### WHAT THE EXERCISE ASKS
Write out the listing below exactly, and omit any images you find in it.

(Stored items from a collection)
____________________
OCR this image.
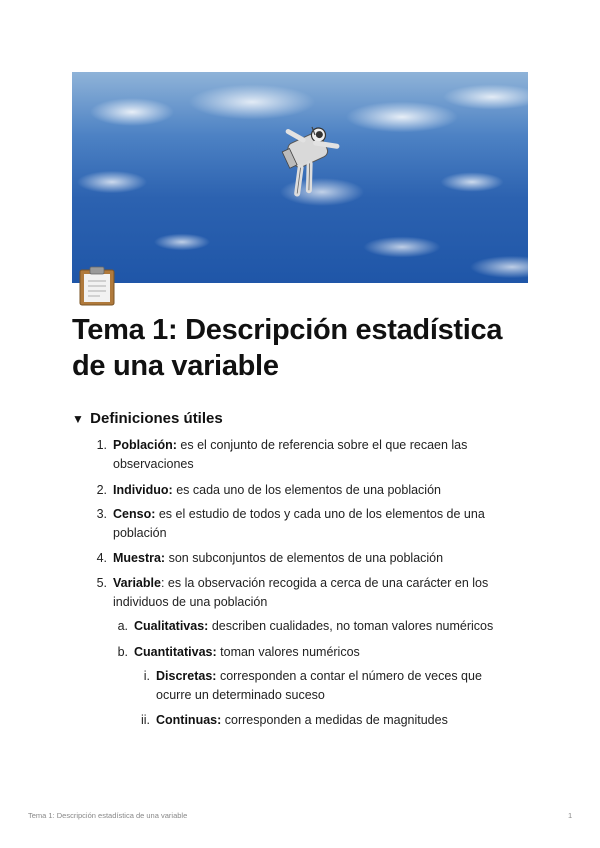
Tema 1: Descripción estadística de una variable
▼ Definiciones útiles
1. Población: es el conjunto de referencia sobre el que recaen las
observaciones
2. Individuo: es cada uno de los elementos de una población
3. Censo: es el estudio de todos y cada uno de los elementos de una
población
4. Muestra: son subconjuntos de elementos de una población
5. Variable: es la observación recogida a cerca de una carácter en los
individuos de una población
a. Cualitativas: describen cualidades, no toman valores numéricos
b. Cuantitativas: toman valores numéricos
i. Discretas: corresponden a contar el número de veces que
ocurre un determinado suceso
ii. Continuas: corresponden a medidas de magnitudes
Tema 1: Descripción estadística de una variable	1
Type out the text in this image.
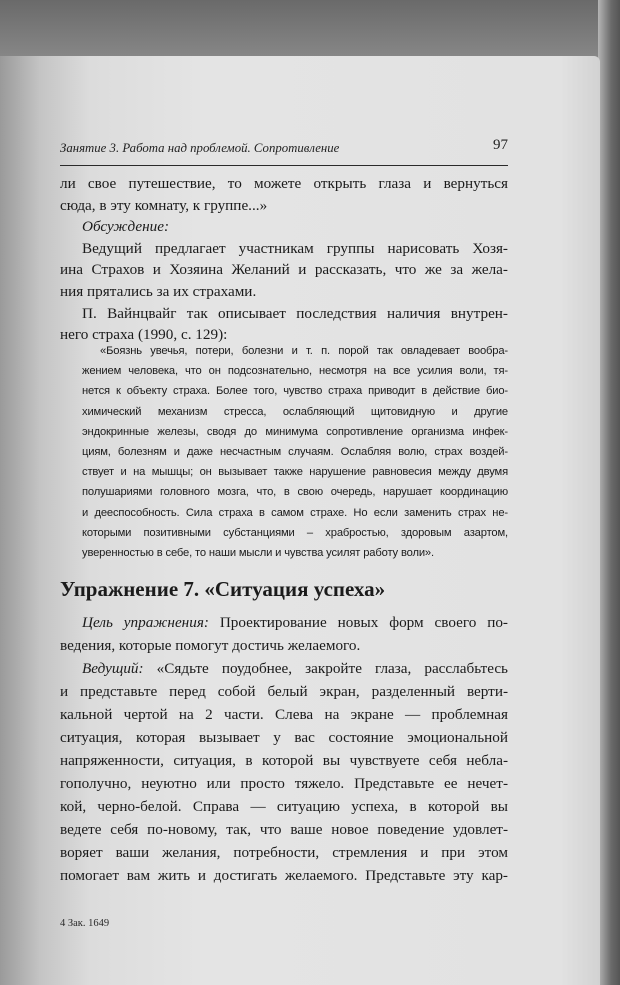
Занятие 3. Работа над проблемой. Сопротивление	97

ли свое путешествие, то можете открыть глаза и вернуться

сюда, в эту комнату, к группе...»

Обсуждение:

Ведущий предлагает участникам группы нарисовать Хозя-

ина Страхов и Хозяина Желаний и рассказать, что же за жела-

ния прятались за их страхами.

П. Вайнцвайг так описывает последствия наличия внутрен-

него страха (1990, с. 129):

«Боязнь увечья, потери, болезни и т. п. порой так овладевает вообра-

жением человека, что он подсознательно, несмотря на все усилия воли, тя-

нется к объекту страха. Более того, чувство страха приводит в действие био-

химический механизм стресса, ослабляющий щитовидную и другие

эндокринные железы, сводя до минимума сопротивление организма инфек-

циям, болезням и даже несчастным случаям. Ослабляя волю, страх воздей-

ствует и на мышцы; он вызывает также нарушение равновесия между двумя

полушариями головного мозга, что, в свою очередь, нарушает координацию

и дееспособность. Сила страха в самом страхе. Но если заменить страх не-

которыми позитивными субстанциями – храбростью, здоровым азартом,

уверенностью в себе, то наши мысли и чувства усилят работу воли».

Упражнение 7. «Ситуация успеха»

Цель упражнения: Проектирование новых форм своего по-

ведения, которые помогут достичь желаемого.

Ведущий: «Сядьте поудобнее, закройте глаза, расслабьтесь

и представьте перед собой белый экран, разделенный верти-

кальной чертой на 2 части. Слева на экране — проблемная

ситуация, которая вызывает у вас состояние эмоциональной

напряженности, ситуация, в которой вы чувствуете себя небла-

гополучно, неуютно или просто тяжело. Представьте ее нечет-

кой, черно-белой. Справа — ситуацию успеха, в которой вы

ведете себя по-новому, так, что ваше новое поведение удовлет-

воряет ваши желания, потребности, стремления и при этом

помогает вам жить и достигать желаемого. Представьте эту кар-

4 Зак. 1649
____________________
### SOLUTION TO THE EXERCISE
OCR this image.
Tema 1: Descripción estadística de una variable
▼ Definiciones útiles
1. Población: es el conjunto de referencia sobre el que recaen las
observaciones
2. Individuo: es cada uno de los elementos de una población
3. Censo: es el estudio de todos y cada uno de los elementos de una
población
4. Muestra: son subconjuntos de elementos de una población
5. Variable: es la observación recogida a cerca de una carácter en los
individuos de una población
a. Cualitativas: describen cualidades, no toman valores numéricos
b. Cuantitativas: toman valores numéricos
i. Discretas: corresponden a contar el número de veces que
ocurre un determinado suceso
ii. Continuas: corresponden a medidas de magnitudes
Tema 1: Descripción estadística de una variable	1
Type out the text in this image.
Занятие 3. Работа над проблемой. Сопротивление	97

ли свое путешествие, то можете открыть глаза и вернуться

сюда, в эту комнату, к группе...»

Обсуждение:

Ведущий предлагает участникам группы нарисовать Хозя-

ина Страхов и Хозяина Желаний и рассказать, что же за жела-

ния прятались за их страхами.

П. Вайнцвайг так описывает последствия наличия внутрен-

него страха (1990, с. 129):

«Боязнь увечья, потери, болезни и т. п. порой так овладевает вообра-

жением человека, что он подсознательно, несмотря на все усилия воли, тя-

нется к объекту страха. Более того, чувство страха приводит в действие био-

химический механизм стресса, ослабляющий щитовидную и другие

эндокринные железы, сводя до минимума сопротивление организма инфек-

циям, болезням и даже несчастным случаям. Ослабляя волю, страх воздей-

ствует и на мышцы; он вызывает также нарушение равновесия между двумя

полушариями головного мозга, что, в свою очередь, нарушает координацию

и дееспособность. Сила страха в самом страхе. Но если заменить страх не-

которыми позитивными субстанциями – храбростью, здоровым азартом,

уверенностью в себе, то наши мысли и чувства усилят работу воли».

Упражнение 7. «Ситуация успеха»

Цель упражнения: Проектирование новых форм своего по-

ведения, которые помогут достичь желаемого.

Ведущий: «Сядьте поудобнее, закройте глаза, расслабьтесь

и представьте перед собой белый экран, разделенный верти-

кальной чертой на 2 части. Слева на экране — проблемная

ситуация, которая вызывает у вас состояние эмоциональной

напряженности, ситуация, в которой вы чувствуете себя небла-

гополучно, неуютно или просто тяжело. Представьте ее нечет-

кой, черно-белой. Справа — ситуацию успеха, в которой вы

ведете себя по-новому, так, что ваше новое поведение удовлет-

воряет ваши желания, потребности, стремления и при этом

помогает вам жить и достигать желаемого. Представьте эту кар-

4 Зак. 1649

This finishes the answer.